• Given instruction:
Check every line of the material below for the string "Average", and return the ones that have it.

****************************************

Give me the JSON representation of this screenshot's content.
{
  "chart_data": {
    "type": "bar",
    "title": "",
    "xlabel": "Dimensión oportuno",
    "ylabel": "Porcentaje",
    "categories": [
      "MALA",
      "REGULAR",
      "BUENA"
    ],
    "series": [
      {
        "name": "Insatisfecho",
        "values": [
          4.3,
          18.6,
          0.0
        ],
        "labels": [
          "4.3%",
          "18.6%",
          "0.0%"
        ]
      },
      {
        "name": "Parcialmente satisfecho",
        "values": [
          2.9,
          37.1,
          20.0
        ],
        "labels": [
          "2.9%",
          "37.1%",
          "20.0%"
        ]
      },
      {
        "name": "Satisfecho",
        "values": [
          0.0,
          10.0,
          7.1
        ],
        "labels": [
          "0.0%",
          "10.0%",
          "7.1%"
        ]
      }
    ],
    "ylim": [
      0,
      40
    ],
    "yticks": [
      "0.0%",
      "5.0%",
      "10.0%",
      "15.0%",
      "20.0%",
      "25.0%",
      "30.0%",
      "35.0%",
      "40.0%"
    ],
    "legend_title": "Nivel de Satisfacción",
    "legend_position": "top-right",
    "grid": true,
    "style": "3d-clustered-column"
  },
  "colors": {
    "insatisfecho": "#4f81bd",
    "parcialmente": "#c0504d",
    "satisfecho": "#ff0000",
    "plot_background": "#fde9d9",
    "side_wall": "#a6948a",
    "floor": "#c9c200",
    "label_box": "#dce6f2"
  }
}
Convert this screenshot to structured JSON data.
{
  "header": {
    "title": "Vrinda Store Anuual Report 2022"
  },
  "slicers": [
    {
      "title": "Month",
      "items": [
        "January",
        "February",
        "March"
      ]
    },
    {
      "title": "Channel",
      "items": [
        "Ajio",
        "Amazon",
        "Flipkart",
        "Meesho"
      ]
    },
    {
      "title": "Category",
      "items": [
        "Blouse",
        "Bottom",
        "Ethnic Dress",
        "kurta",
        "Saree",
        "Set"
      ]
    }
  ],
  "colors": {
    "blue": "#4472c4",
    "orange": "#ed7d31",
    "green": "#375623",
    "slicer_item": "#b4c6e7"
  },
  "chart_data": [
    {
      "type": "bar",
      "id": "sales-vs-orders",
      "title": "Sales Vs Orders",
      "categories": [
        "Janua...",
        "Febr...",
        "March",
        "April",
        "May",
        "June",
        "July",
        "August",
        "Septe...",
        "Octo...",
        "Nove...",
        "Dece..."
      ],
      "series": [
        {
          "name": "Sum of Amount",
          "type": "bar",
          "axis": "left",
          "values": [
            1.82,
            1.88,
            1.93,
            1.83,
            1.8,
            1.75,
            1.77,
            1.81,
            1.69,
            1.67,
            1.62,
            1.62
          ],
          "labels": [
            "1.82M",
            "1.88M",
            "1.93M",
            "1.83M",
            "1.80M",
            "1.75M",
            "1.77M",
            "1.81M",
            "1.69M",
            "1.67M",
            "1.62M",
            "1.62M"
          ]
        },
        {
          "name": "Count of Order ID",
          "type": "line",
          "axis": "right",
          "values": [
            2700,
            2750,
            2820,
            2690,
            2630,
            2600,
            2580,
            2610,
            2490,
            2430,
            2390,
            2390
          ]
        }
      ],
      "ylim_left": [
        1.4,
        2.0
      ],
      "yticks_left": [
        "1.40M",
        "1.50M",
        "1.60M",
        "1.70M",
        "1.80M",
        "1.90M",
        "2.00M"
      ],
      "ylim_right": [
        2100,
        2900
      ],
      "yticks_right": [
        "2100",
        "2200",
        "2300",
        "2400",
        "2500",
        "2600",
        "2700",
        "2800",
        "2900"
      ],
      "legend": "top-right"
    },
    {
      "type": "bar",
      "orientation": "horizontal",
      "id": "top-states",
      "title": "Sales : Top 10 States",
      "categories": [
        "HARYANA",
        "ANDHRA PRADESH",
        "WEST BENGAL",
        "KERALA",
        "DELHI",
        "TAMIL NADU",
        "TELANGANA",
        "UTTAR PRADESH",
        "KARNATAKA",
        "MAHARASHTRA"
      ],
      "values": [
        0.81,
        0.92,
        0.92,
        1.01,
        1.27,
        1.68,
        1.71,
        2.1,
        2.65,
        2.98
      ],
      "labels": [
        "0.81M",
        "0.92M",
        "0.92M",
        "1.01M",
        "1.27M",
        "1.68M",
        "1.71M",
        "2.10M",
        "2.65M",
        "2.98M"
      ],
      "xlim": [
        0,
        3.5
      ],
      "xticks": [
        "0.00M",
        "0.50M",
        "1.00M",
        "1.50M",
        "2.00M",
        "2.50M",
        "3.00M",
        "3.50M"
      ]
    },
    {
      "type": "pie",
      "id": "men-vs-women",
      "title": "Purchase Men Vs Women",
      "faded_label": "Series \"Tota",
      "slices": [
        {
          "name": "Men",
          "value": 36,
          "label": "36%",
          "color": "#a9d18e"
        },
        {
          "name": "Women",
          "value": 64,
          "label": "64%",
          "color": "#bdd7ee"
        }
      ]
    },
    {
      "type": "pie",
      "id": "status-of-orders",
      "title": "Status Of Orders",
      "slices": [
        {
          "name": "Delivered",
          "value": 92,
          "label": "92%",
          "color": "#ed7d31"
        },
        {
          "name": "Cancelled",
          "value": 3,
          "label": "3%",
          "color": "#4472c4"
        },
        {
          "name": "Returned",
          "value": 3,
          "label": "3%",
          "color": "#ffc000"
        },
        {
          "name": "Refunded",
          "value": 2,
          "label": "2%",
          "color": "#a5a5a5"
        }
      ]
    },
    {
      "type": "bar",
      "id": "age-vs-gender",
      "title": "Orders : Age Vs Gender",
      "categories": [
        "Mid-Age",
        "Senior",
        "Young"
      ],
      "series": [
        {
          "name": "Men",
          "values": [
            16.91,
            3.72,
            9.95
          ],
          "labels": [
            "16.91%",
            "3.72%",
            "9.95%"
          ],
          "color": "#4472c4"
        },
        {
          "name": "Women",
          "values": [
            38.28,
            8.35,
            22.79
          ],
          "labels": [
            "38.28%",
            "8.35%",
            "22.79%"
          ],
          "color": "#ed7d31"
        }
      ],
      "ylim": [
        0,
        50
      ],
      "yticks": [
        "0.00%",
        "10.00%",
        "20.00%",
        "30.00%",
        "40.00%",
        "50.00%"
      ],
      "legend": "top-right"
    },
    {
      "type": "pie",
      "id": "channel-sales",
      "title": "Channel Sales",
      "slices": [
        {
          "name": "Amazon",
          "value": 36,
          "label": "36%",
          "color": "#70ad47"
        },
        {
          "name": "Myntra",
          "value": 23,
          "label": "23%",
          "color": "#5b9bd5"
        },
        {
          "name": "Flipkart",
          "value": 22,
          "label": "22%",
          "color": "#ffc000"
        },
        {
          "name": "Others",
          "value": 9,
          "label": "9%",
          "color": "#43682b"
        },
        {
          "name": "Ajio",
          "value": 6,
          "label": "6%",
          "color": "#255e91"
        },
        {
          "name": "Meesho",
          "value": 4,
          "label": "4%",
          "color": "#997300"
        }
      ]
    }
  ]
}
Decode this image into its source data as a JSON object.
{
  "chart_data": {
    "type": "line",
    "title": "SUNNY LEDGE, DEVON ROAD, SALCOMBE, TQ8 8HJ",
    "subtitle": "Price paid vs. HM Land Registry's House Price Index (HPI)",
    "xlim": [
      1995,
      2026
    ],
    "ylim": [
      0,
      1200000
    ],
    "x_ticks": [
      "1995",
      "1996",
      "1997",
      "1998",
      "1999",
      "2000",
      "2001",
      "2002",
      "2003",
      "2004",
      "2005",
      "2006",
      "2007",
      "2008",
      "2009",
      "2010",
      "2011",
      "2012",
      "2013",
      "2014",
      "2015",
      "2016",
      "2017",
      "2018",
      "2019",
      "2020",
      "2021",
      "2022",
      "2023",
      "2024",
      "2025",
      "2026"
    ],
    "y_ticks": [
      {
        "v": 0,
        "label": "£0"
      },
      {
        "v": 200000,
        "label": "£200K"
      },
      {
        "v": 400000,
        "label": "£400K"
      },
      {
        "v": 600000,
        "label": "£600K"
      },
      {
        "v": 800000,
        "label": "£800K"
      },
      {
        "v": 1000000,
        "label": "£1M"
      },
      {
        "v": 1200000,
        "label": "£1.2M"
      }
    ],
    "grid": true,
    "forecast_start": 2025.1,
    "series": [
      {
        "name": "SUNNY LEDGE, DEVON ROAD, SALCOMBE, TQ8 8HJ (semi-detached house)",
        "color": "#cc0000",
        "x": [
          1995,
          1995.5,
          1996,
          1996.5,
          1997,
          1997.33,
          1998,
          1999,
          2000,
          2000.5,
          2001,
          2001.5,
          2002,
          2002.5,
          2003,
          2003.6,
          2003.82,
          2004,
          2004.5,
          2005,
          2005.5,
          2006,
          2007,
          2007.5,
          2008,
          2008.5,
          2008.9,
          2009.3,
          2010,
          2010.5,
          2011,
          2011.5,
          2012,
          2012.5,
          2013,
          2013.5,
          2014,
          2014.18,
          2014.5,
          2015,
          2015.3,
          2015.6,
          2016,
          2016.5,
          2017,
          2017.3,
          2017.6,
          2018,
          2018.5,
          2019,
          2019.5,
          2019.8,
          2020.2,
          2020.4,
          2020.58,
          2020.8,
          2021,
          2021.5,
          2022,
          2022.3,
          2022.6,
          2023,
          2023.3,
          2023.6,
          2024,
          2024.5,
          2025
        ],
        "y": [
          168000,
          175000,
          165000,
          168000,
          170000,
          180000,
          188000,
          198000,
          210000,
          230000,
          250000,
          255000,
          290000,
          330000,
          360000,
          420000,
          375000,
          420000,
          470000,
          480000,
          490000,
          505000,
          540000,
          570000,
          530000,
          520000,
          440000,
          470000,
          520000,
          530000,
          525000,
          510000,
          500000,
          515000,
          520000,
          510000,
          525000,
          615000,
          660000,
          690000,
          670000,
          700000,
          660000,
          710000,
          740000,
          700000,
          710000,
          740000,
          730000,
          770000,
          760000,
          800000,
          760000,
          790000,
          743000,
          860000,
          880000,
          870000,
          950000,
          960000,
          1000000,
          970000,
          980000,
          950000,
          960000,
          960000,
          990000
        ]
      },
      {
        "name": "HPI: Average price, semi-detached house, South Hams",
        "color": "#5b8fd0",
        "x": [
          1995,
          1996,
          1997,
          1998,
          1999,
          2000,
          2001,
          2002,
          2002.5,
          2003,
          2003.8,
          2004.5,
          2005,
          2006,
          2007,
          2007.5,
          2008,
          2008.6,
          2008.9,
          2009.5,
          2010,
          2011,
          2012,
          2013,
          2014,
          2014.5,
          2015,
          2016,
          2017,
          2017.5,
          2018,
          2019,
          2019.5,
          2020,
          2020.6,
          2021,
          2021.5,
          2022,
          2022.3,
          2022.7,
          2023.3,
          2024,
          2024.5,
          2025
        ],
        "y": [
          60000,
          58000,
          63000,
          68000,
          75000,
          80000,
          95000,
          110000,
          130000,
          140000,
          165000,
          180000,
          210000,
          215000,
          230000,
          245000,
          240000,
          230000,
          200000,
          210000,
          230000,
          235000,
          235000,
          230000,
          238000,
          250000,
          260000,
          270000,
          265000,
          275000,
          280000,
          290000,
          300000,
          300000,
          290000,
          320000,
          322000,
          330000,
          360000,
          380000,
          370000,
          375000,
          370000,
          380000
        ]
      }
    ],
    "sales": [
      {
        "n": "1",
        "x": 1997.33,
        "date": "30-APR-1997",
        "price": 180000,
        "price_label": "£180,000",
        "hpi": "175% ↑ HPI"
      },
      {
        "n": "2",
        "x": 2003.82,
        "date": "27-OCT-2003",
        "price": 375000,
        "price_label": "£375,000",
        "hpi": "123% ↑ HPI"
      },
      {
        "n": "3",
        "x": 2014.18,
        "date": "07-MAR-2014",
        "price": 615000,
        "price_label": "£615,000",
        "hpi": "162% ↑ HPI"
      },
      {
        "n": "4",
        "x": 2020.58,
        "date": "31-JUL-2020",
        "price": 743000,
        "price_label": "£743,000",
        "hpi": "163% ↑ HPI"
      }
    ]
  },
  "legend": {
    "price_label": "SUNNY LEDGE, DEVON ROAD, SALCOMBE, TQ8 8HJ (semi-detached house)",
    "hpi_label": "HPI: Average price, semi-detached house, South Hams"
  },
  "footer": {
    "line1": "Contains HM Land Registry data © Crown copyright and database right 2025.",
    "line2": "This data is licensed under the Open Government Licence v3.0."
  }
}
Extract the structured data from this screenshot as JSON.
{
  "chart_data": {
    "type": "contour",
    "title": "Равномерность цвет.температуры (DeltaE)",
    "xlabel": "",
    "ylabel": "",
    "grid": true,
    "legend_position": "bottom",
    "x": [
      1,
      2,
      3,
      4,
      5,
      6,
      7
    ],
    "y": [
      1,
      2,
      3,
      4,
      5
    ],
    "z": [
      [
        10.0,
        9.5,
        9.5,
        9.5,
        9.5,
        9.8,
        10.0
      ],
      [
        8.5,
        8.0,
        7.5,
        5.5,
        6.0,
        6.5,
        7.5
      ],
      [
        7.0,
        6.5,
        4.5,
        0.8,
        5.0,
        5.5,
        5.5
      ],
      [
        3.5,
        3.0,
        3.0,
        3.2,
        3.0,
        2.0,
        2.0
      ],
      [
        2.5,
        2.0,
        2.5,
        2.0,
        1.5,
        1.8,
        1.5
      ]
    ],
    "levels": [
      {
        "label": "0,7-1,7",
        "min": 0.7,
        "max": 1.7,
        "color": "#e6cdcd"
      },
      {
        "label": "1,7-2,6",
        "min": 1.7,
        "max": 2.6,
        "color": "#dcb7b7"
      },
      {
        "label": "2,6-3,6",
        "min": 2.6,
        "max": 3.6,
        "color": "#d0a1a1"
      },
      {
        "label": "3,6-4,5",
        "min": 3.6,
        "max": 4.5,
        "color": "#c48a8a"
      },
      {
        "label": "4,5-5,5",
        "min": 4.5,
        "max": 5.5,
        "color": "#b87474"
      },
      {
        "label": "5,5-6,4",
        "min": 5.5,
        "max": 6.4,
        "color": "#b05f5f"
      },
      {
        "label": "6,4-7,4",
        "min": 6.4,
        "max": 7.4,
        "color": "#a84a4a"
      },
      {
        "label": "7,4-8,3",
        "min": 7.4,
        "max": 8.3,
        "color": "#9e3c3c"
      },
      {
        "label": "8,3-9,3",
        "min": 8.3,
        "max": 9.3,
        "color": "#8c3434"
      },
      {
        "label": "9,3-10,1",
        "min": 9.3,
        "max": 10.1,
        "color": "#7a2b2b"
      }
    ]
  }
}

****************************************

• Task answer:
        "name": "HPI: Average price, semi-detached house, South Hams",
    "hpi_label": "HPI: Average price, semi-detached house, South Hams"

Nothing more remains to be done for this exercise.